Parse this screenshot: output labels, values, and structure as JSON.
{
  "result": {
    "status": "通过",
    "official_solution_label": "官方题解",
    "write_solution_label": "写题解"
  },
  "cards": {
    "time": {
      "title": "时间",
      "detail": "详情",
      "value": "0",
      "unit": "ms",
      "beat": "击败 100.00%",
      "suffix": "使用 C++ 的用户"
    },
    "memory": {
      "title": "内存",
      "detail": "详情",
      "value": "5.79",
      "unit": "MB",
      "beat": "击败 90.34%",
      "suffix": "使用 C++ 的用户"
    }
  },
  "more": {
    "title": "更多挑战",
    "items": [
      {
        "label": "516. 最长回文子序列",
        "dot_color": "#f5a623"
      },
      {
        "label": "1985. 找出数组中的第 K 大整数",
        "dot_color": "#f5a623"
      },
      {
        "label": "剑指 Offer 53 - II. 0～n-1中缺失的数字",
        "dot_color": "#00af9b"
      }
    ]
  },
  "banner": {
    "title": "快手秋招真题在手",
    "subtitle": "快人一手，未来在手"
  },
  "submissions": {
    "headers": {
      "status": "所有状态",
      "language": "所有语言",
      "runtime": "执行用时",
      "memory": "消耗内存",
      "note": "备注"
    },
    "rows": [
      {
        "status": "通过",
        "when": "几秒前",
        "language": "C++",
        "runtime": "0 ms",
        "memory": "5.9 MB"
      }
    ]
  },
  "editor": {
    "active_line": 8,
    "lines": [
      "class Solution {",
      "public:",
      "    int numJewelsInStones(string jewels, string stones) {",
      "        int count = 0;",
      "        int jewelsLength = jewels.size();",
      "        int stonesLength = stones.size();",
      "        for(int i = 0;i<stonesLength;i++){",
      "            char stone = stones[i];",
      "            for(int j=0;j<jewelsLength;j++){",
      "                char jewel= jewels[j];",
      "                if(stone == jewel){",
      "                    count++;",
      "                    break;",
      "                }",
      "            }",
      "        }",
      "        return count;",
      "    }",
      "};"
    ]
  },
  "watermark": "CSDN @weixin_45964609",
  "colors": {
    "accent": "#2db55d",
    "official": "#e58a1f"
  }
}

== What is being asked ==
Write the listing out again, exactly as shown above.

== Result for this task ==
Parse this screenshot: output labels, values, and structure as JSON.
{
  "result": {
    "status": "通过",
    "official_solution_label": "官方题解",
    "write_solution_label": "写题解"
  },
  "cards": {
    "time": {
      "title": "时间",
      "detail": "详情",
      "value": "0",
      "unit": "ms",
      "beat": "击败 100.00%",
      "suffix": "使用 C++ 的用户"
    },
    "memory": {
      "title": "内存",
      "detail": "详情",
      "value": "5.79",
      "unit": "MB",
      "beat": "击败 90.34%",
      "suffix": "使用 C++ 的用户"
    }
  },
  "more": {
    "title": "更多挑战",
    "items": [
      {
        "label": "516. 最长回文子序列",
        "dot_color": "#f5a623"
      },
      {
        "label": "1985. 找出数组中的第 K 大整数",
        "dot_color": "#f5a623"
      },
      {
        "label": "剑指 Offer 53 - II. 0～n-1中缺失的数字",
        "dot_color": "#00af9b"
      }
    ]
  },
  "banner": {
    "title": "快手秋招真题在手",
    "subtitle": "快人一手，未来在手"
  },
  "submissions": {
    "headers": {
      "status": "所有状态",
      "language": "所有语言",
      "runtime": "执行用时",
      "memory": "消耗内存",
      "note": "备注"
    },
    "rows": [
      {
        "status": "通过",
        "when": "几秒前",
        "language": "C++",
        "runtime": "0 ms",
        "memory": "5.9 MB"
      }
    ]
  },
  "editor": {
    "active_line": 8,
    "lines": [
      "class Solution {",
      "public:",
      "    int numJewelsInStones(string jewels, string stones) {",
      "        int count = 0;",
      "        int jewelsLength = jewels.size();",
      "        int stonesLength = stones.size();",
      "        for(int i = 0;i<stonesLength;i++){",
      "            char stone = stones[i];",
      "            for(int j=0;j<jewelsLength;j++){",
      "                char jewel= jewels[j];",
      "                if(stone == jewel){",
      "                    count++;",
      "                    break;",
      "                }",
      "            }",
      "        }",
      "        return count;",
      "    }",
      "};"
    ]
  },
  "watermark": "CSDN @weixin_45964609",
  "colors": {
    "accent": "#2db55d",
    "official": "#e58a1f"
  }
}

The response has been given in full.